Do this =>
All of the material should be reproduced exactly, with pictures left out.

Data provided =>
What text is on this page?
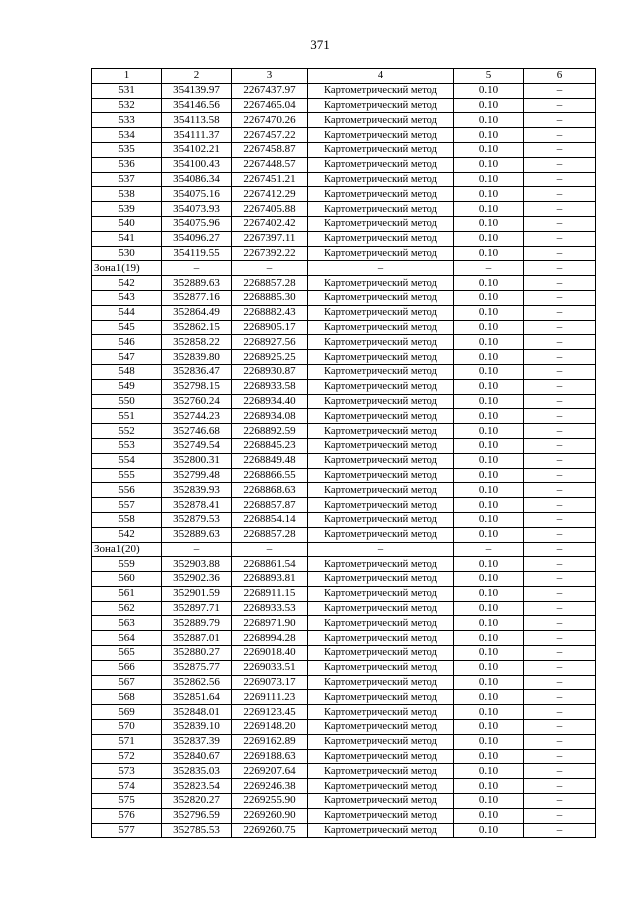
371
1	2	3	4	5	6
531	354139.97	2267437.97	Картометрический метод	0.10	–
532	354146.56	2267465.04	Картометрический метод	0.10	–
533	354113.58	2267470.26	Картометрический метод	0.10	–
534	354111.37	2267457.22	Картометрический метод	0.10	–
535	354102.21	2267458.87	Картометрический метод	0.10	–
536	354100.43	2267448.57	Картометрический метод	0.10	–
537	354086.34	2267451.21	Картометрический метод	0.10	–
538	354075.16	2267412.29	Картометрический метод	0.10	–
539	354073.93	2267405.88	Картометрический метод	0.10	–
540	354075.96	2267402.42	Картометрический метод	0.10	–
541	354096.27	2267397.11	Картометрический метод	0.10	–
530	354119.55	2267392.22	Картометрический метод	0.10	–
Зона1(19)	–	–	–	–	–
542	352889.63	2268857.28	Картометрический метод	0.10	–
543	352877.16	2268885.30	Картометрический метод	0.10	–
544	352864.49	2268882.43	Картометрический метод	0.10	–
545	352862.15	2268905.17	Картометрический метод	0.10	–
546	352858.22	2268927.56	Картометрический метод	0.10	–
547	352839.80	2268925.25	Картометрический метод	0.10	–
548	352836.47	2268930.87	Картометрический метод	0.10	–
549	352798.15	2268933.58	Картометрический метод	0.10	–
550	352760.24	2268934.40	Картометрический метод	0.10	–
551	352744.23	2268934.08	Картометрический метод	0.10	–
552	352746.68	2268892.59	Картометрический метод	0.10	–
553	352749.54	2268845.23	Картометрический метод	0.10	–
554	352800.31	2268849.48	Картометрический метод	0.10	–
555	352799.48	2268866.55	Картометрический метод	0.10	–
556	352839.93	2268868.63	Картометрический метод	0.10	–
557	352878.41	2268857.87	Картометрический метод	0.10	–
558	352879.53	2268854.14	Картометрический метод	0.10	–
542	352889.63	2268857.28	Картометрический метод	0.10	–
Зона1(20)	–	–	–	–	–
559	352903.88	2268861.54	Картометрический метод	0.10	–
560	352902.36	2268893.81	Картометрический метод	0.10	–
561	352901.59	2268911.15	Картометрический метод	0.10	–
562	352897.71	2268933.53	Картометрический метод	0.10	–
563	352889.79	2268971.90	Картометрический метод	0.10	–
564	352887.01	2268994.28	Картометрический метод	0.10	–
565	352880.27	2269018.40	Картометрический метод	0.10	–
566	352875.77	2269033.51	Картометрический метод	0.10	–
567	352862.56	2269073.17	Картометрический метод	0.10	–
568	352851.64	2269111.23	Картометрический метод	0.10	–
569	352848.01	2269123.45	Картометрический метод	0.10	–
570	352839.10	2269148.20	Картометрический метод	0.10	–
571	352837.39	2269162.89	Картометрический метод	0.10	–
572	352840.67	2269188.63	Картометрический метод	0.10	–
573	352835.03	2269207.64	Картометрический метод	0.10	–
574	352823.54	2269246.38	Картометрический метод	0.10	–
575	352820.27	2269255.90	Картометрический метод	0.10	–
576	352796.59	2269260.90	Картометрический метод	0.10	–
577	352785.53	2269260.75	Картометрический метод	0.10	–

Solution to the problem =>
What text is on this page?
371
1	2	3	4	5	6
531	354139.97	2267437.97	Картометрический метод	0.10	–
532	354146.56	2267465.04	Картометрический метод	0.10	–
533	354113.58	2267470.26	Картометрический метод	0.10	–
534	354111.37	2267457.22	Картометрический метод	0.10	–
535	354102.21	2267458.87	Картометрический метод	0.10	–
536	354100.43	2267448.57	Картометрический метод	0.10	–
537	354086.34	2267451.21	Картометрический метод	0.10	–
538	354075.16	2267412.29	Картометрический метод	0.10	–
539	354073.93	2267405.88	Картометрический метод	0.10	–
540	354075.96	2267402.42	Картометрический метод	0.10	–
541	354096.27	2267397.11	Картометрический метод	0.10	–
530	354119.55	2267392.22	Картометрический метод	0.10	–
Зона1(19)	–	–	–	–	–
542	352889.63	2268857.28	Картометрический метод	0.10	–
543	352877.16	2268885.30	Картометрический метод	0.10	–
544	352864.49	2268882.43	Картометрический метод	0.10	–
545	352862.15	2268905.17	Картометрический метод	0.10	–
546	352858.22	2268927.56	Картометрический метод	0.10	–
547	352839.80	2268925.25	Картометрический метод	0.10	–
548	352836.47	2268930.87	Картометрический метод	0.10	–
549	352798.15	2268933.58	Картометрический метод	0.10	–
550	352760.24	2268934.40	Картометрический метод	0.10	–
551	352744.23	2268934.08	Картометрический метод	0.10	–
552	352746.68	2268892.59	Картометрический метод	0.10	–
553	352749.54	2268845.23	Картометрический метод	0.10	–
554	352800.31	2268849.48	Картометрический метод	0.10	–
555	352799.48	2268866.55	Картометрический метод	0.10	–
556	352839.93	2268868.63	Картометрический метод	0.10	–
557	352878.41	2268857.87	Картометрический метод	0.10	–
558	352879.53	2268854.14	Картометрический метод	0.10	–
542	352889.63	2268857.28	Картометрический метод	0.10	–
Зона1(20)	–	–	–	–	–
559	352903.88	2268861.54	Картометрический метод	0.10	–
560	352902.36	2268893.81	Картометрический метод	0.10	–
561	352901.59	2268911.15	Картометрический метод	0.10	–
562	352897.71	2268933.53	Картометрический метод	0.10	–
563	352889.79	2268971.90	Картометрический метод	0.10	–
564	352887.01	2268994.28	Картометрический метод	0.10	–
565	352880.27	2269018.40	Картометрический метод	0.10	–
566	352875.77	2269033.51	Картометрический метод	0.10	–
567	352862.56	2269073.17	Картометрический метод	0.10	–
568	352851.64	2269111.23	Картометрический метод	0.10	–
569	352848.01	2269123.45	Картометрический метод	0.10	–
570	352839.10	2269148.20	Картометрический метод	0.10	–
571	352837.39	2269162.89	Картометрический метод	0.10	–
572	352840.67	2269188.63	Картометрический метод	0.10	–
573	352835.03	2269207.64	Картометрический метод	0.10	–
574	352823.54	2269246.38	Картометрический метод	0.10	–
575	352820.27	2269255.90	Картометрический метод	0.10	–
576	352796.59	2269260.90	Картометрический метод	0.10	–
577	352785.53	2269260.75	Картометрический метод	0.10	–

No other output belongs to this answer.